• Requirements
Leave the pictures out, and retype all of the material exactly as written.

Exercise data start

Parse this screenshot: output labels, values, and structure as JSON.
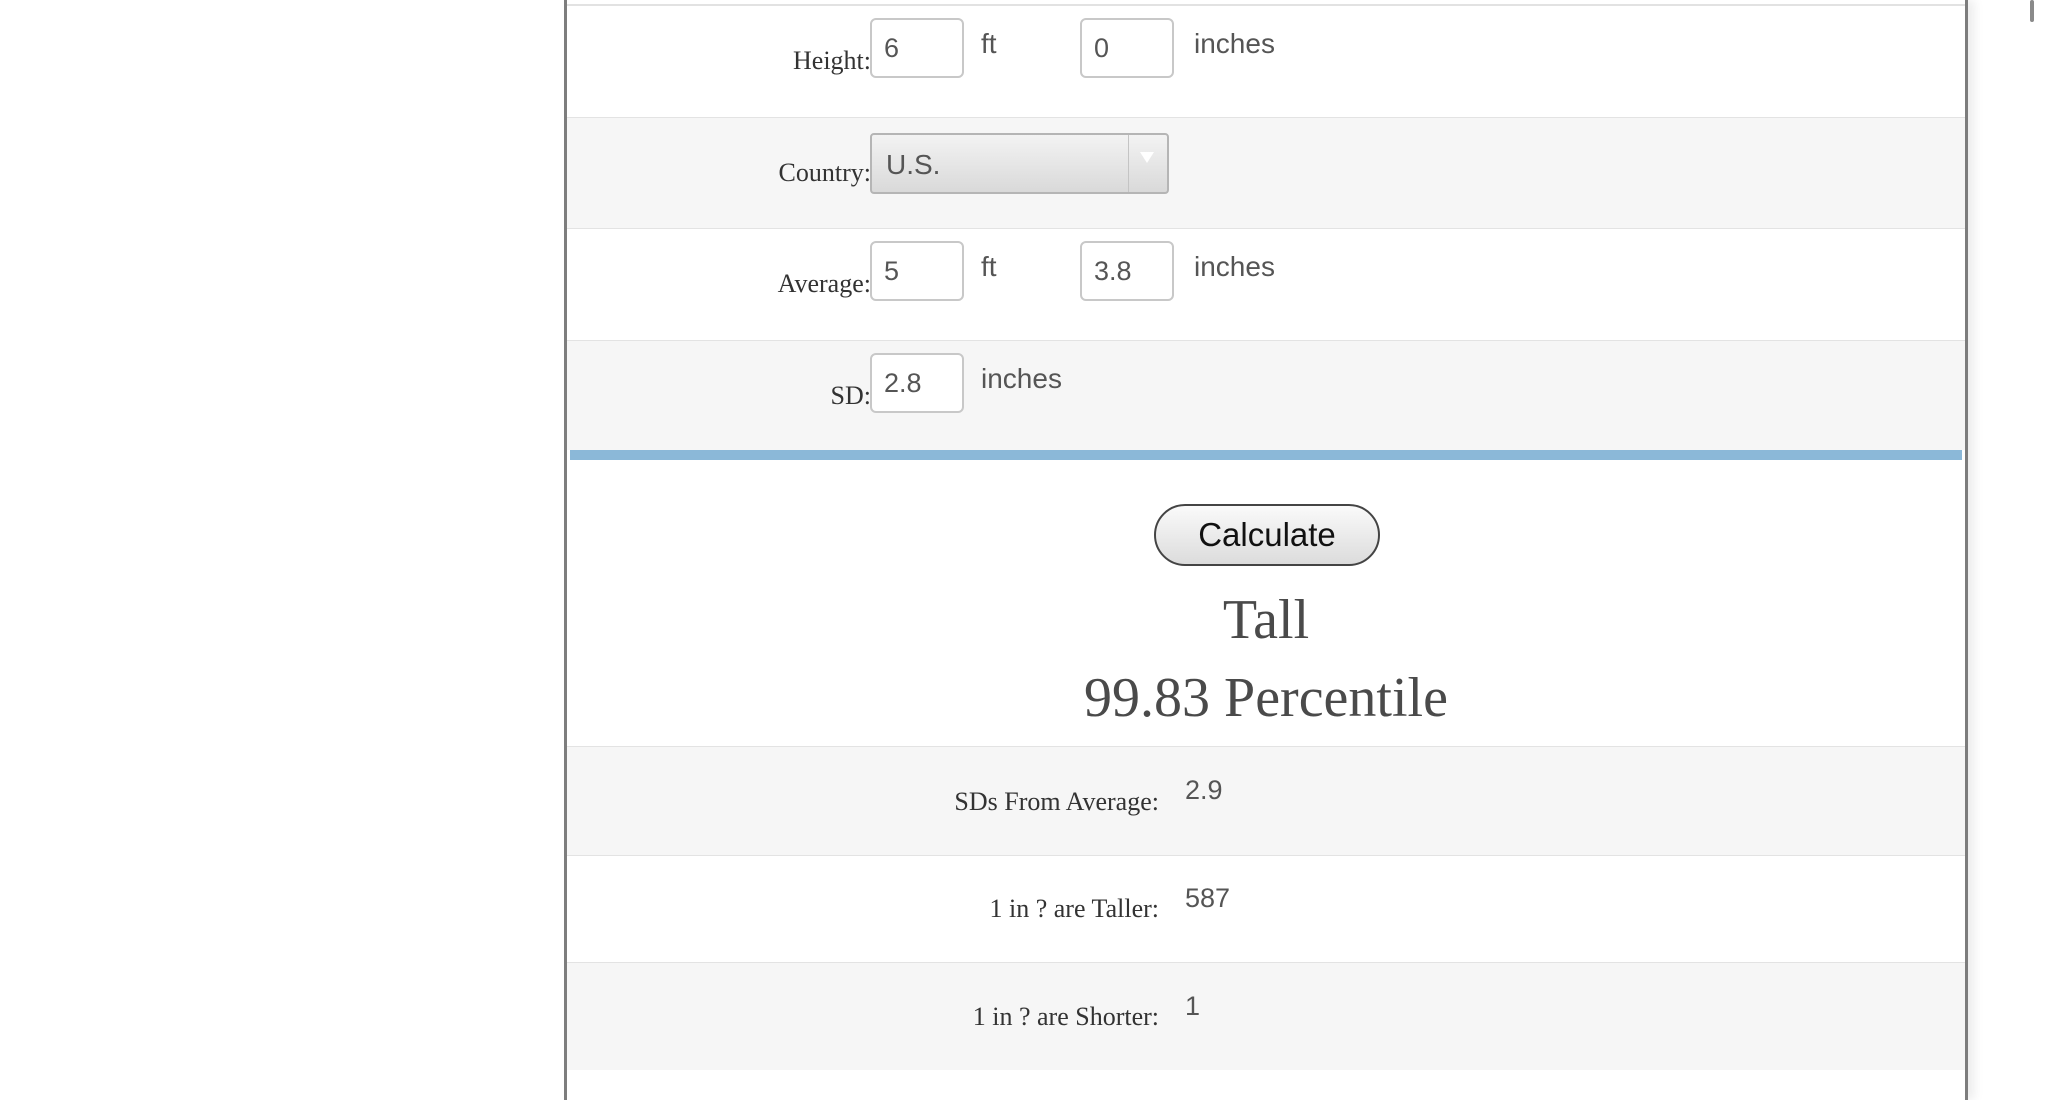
{
  "form": {
    "height": {
      "label": "Height:",
      "feet": "6",
      "feet_unit": "ft",
      "inches": "0",
      "inches_unit": "inches"
    },
    "country": {
      "label": "Country:",
      "selected": "U.S."
    },
    "average": {
      "label": "Average:",
      "feet": "5",
      "feet_unit": "ft",
      "inches": "3.8",
      "inches_unit": "inches"
    },
    "sd": {
      "label": "SD:",
      "value": "2.8",
      "unit": "inches"
    }
  },
  "calculate_label": "Calculate",
  "result": {
    "category": "Tall",
    "percentile": "99.83 Percentile"
  },
  "stats": [
    {
      "label": "SDs From Average:",
      "value": "2.9"
    },
    {
      "label": "1 in ? are Taller:",
      "value": "587"
    },
    {
      "label": "1 in ? are Shorter:",
      "value": "1"
    }
  ],
  "colors": {
    "accent_bar": "#8bb8d8",
    "alt_row": "#f6f6f6",
    "border": "#7d7d7d"
  }
}
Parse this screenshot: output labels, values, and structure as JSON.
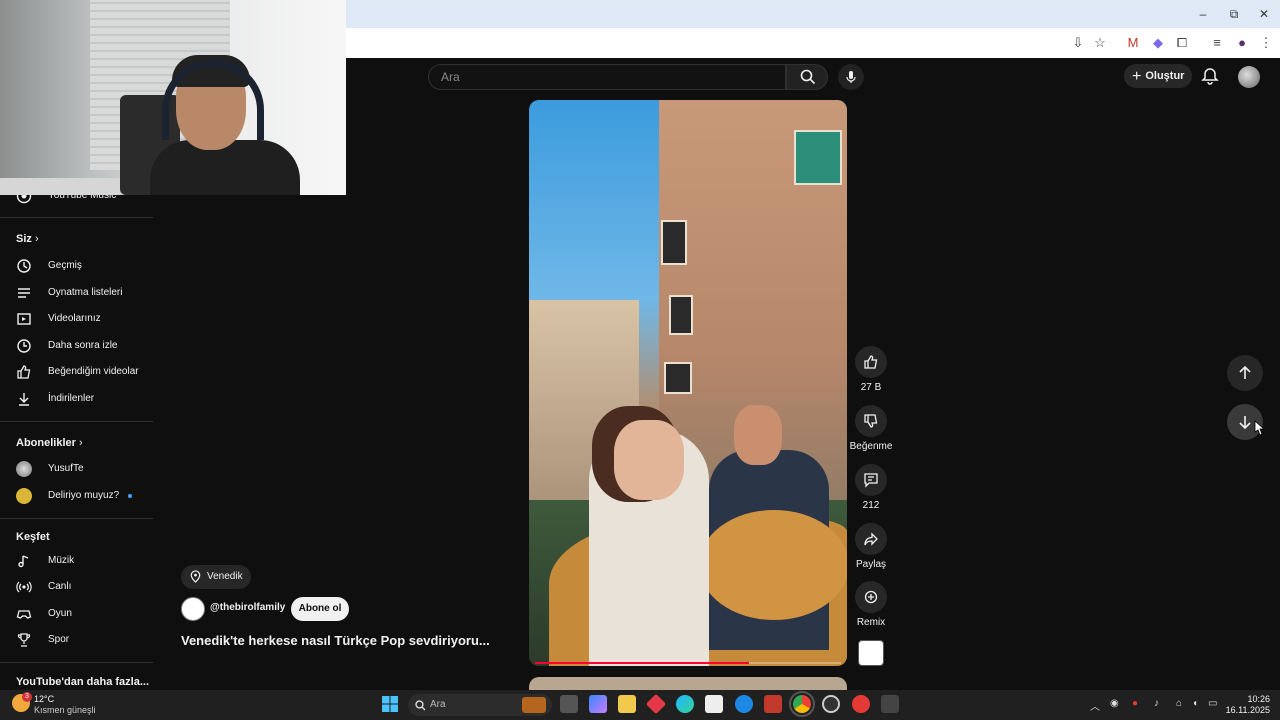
{
  "browser": {
    "window_controls": {
      "minimize": "–",
      "maximize": "⧉",
      "close": "✕"
    }
  },
  "header": {
    "search_placeholder": "Ara",
    "create_label": "Oluştur"
  },
  "sidebar": {
    "top_item": "YouTube Music",
    "you": {
      "heading": "Siz",
      "items": [
        {
          "label": "Geçmiş",
          "icon": "history-icon"
        },
        {
          "label": "Oynatma listeleri",
          "icon": "playlist-icon"
        },
        {
          "label": "Videolarınız",
          "icon": "your-videos-icon"
        },
        {
          "label": "Daha sonra izle",
          "icon": "watch-later-icon"
        },
        {
          "label": "Beğendiğim videolar",
          "icon": "liked-icon"
        },
        {
          "label": "İndirilenler",
          "icon": "download-icon"
        }
      ]
    },
    "subscriptions": {
      "heading": "Abonelikler",
      "items": [
        {
          "label": "YusufTe"
        },
        {
          "label": "Deliriyo muyuz?"
        }
      ]
    },
    "explore": {
      "heading": "Keşfet",
      "items": [
        {
          "label": "Müzik",
          "icon": "music-icon"
        },
        {
          "label": "Canlı",
          "icon": "live-icon"
        },
        {
          "label": "Oyun",
          "icon": "gaming-icon"
        },
        {
          "label": "Spor",
          "icon": "sports-icon"
        }
      ]
    },
    "more_heading": "YouTube'dan daha fazla..."
  },
  "short": {
    "location": "Venedik",
    "channel": "@thebirolfamily",
    "subscribe_label": "Abone ol",
    "title": "Venedik'te herkese nasıl Türkçe Pop sevdiriyoru...",
    "progress": 0.7
  },
  "actions": {
    "likes": "27 B",
    "dislike_label": "Beğenme",
    "comments": "212",
    "share_label": "Paylaş",
    "remix_label": "Remix"
  },
  "taskbar": {
    "weather_temp": "12°C",
    "weather_desc": "Kısmen güneşli",
    "weather_badge": "3",
    "search_placeholder": "Ara",
    "time": "10:26",
    "date": "16.11.2025"
  },
  "colors": {
    "background": "#0f0f0f",
    "accent": "#ff0033",
    "chip": "#272727"
  }
}
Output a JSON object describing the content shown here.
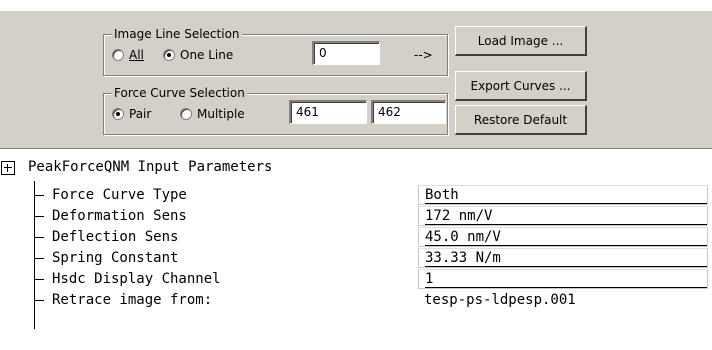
{
  "panel": {
    "image_line_group": {
      "title": "Image Line Selection",
      "options": [
        {
          "label": "All",
          "checked": false
        },
        {
          "label": "One Line",
          "checked": true
        }
      ],
      "line_value": "0",
      "arrow_text": "-->"
    },
    "force_curve_group": {
      "title": "Force Curve Selection",
      "options": [
        {
          "label": "Pair",
          "checked": true
        },
        {
          "label": "Multiple",
          "checked": false
        }
      ],
      "first_value": "461",
      "second_value": "462"
    },
    "buttons": {
      "load_image": "Load Image ...",
      "export_curves": "Export Curves ...",
      "restore_default": "Restore Default"
    }
  },
  "tree": {
    "root_label": "PeakForceQNM Input Parameters",
    "rows": [
      {
        "label": "Force Curve Type",
        "value": "Both"
      },
      {
        "label": "Deformation Sens",
        "value": "172 nm/V"
      },
      {
        "label": "Deflection Sens",
        "value": "45.0 nm/V"
      },
      {
        "label": "Spring Constant",
        "value": "33.33 N/m"
      },
      {
        "label": "Hsdc Display Channel",
        "value": "1"
      },
      {
        "label": "Retrace image from:",
        "value": "tesp-ps-ldpesp.001"
      }
    ]
  }
}
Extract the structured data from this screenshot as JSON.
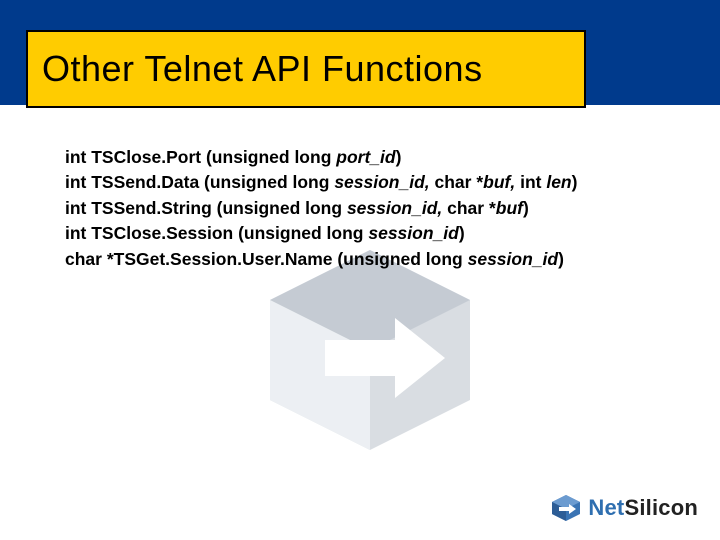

Exercise data end

• Exercise solution
Parse this screenshot: output labels, values, and structure as JSON.
{
  "form": {
    "height": {
      "label": "Height:",
      "feet": "6",
      "feet_unit": "ft",
      "inches": "0",
      "inches_unit": "inches"
    },
    "country": {
      "label": "Country:",
      "selected": "U.S."
    },
    "average": {
      "label": "Average:",
      "feet": "5",
      "feet_unit": "ft",
      "inches": "3.8",
      "inches_unit": "inches"
    },
    "sd": {
      "label": "SD:",
      "value": "2.8",
      "unit": "inches"
    }
  },
  "calculate_label": "Calculate",
  "result": {
    "category": "Tall",
    "percentile": "99.83 Percentile"
  },
  "stats": [
    {
      "label": "SDs From Average:",
      "value": "2.9"
    },
    {
      "label": "1 in ? are Taller:",
      "value": "587"
    },
    {
      "label": "1 in ? are Shorter:",
      "value": "1"
    }
  ],
  "colors": {
    "accent_bar": "#8bb8d8",
    "alt_row": "#f6f6f6",
    "border": "#7d7d7d"
  }
}
Parse this screenshot: output labels, values, and structure as JSON.
{
  "browser": {
    "window_controls": {
      "minimize": "–",
      "maximize": "⧉",
      "close": "✕"
    }
  },
  "header": {
    "search_placeholder": "Ara",
    "create_label": "Oluştur"
  },
  "sidebar": {
    "top_item": "YouTube Music",
    "you": {
      "heading": "Siz",
      "items": [
        {
          "label": "Geçmiş",
          "icon": "history-icon"
        },
        {
          "label": "Oynatma listeleri",
          "icon": "playlist-icon"
        },
        {
          "label": "Videolarınız",
          "icon": "your-videos-icon"
        },
        {
          "label": "Daha sonra izle",
          "icon": "watch-later-icon"
        },
        {
          "label": "Beğendiğim videolar",
          "icon": "liked-icon"
        },
        {
          "label": "İndirilenler",
          "icon": "download-icon"
        }
      ]
    },
    "subscriptions": {
      "heading": "Abonelikler",
      "items": [
        {
          "label": "YusufTe"
        },
        {
          "label": "Deliriyo muyuz?"
        }
      ]
    },
    "explore": {
      "heading": "Keşfet",
      "items": [
        {
          "label": "Müzik",
          "icon": "music-icon"
        },
        {
          "label": "Canlı",
          "icon": "live-icon"
        },
        {
          "label": "Oyun",
          "icon": "gaming-icon"
        },
        {
          "label": "Spor",
          "icon": "sports-icon"
        }
      ]
    },
    "more_heading": "YouTube'dan daha fazla..."
  },
  "short": {
    "location": "Venedik",
    "channel": "@thebirolfamily",
    "subscribe_label": "Abone ol",
    "title": "Venedik'te herkese nasıl Türkçe Pop sevdiriyoru...",
    "progress": 0.7
  },
  "actions": {
    "likes": "27 B",
    "dislike_label": "Beğenme",
    "comments": "212",
    "share_label": "Paylaş",
    "remix_label": "Remix"
  },
  "taskbar": {
    "weather_temp": "12°C",
    "weather_desc": "Kısmen güneşli",
    "weather_badge": "3",
    "search_placeholder": "Ara",
    "time": "10:26",
    "date": "16.11.2025"
  },
  "colors": {
    "background": "#0f0f0f",
    "accent": "#ff0033",
    "chip": "#272727"
  }
}
Output a JSON object describing the content shown here.
{
  "panel": {
    "image_line_group": {
      "title": "Image Line Selection",
      "options": [
        {
          "label": "All",
          "checked": false
        },
        {
          "label": "One Line",
          "checked": true
        }
      ],
      "line_value": "0",
      "arrow_text": "-->"
    },
    "force_curve_group": {
      "title": "Force Curve Selection",
      "options": [
        {
          "label": "Pair",
          "checked": true
        },
        {
          "label": "Multiple",
          "checked": false
        }
      ],
      "first_value": "461",
      "second_value": "462"
    },
    "buttons": {
      "load_image": "Load Image ...",
      "export_curves": "Export Curves ...",
      "restore_default": "Restore Default"
    }
  },
  "tree": {
    "root_label": "PeakForceQNM Input Parameters",
    "rows": [
      {
        "label": "Force Curve Type",
        "value": "Both"
      },
      {
        "label": "Deformation Sens",
        "value": "172 nm/V"
      },
      {
        "label": "Deflection Sens",
        "value": "45.0 nm/V"
      },
      {
        "label": "Spring Constant",
        "value": "33.33 N/m"
      },
      {
        "label": "Hsdc Display Channel",
        "value": "1"
      },
      {
        "label": "Retrace image from:",
        "value": "tesp-ps-ldpesp.001"
      }
    ]
  }
}
Extract the structured data from this screenshot as JSON.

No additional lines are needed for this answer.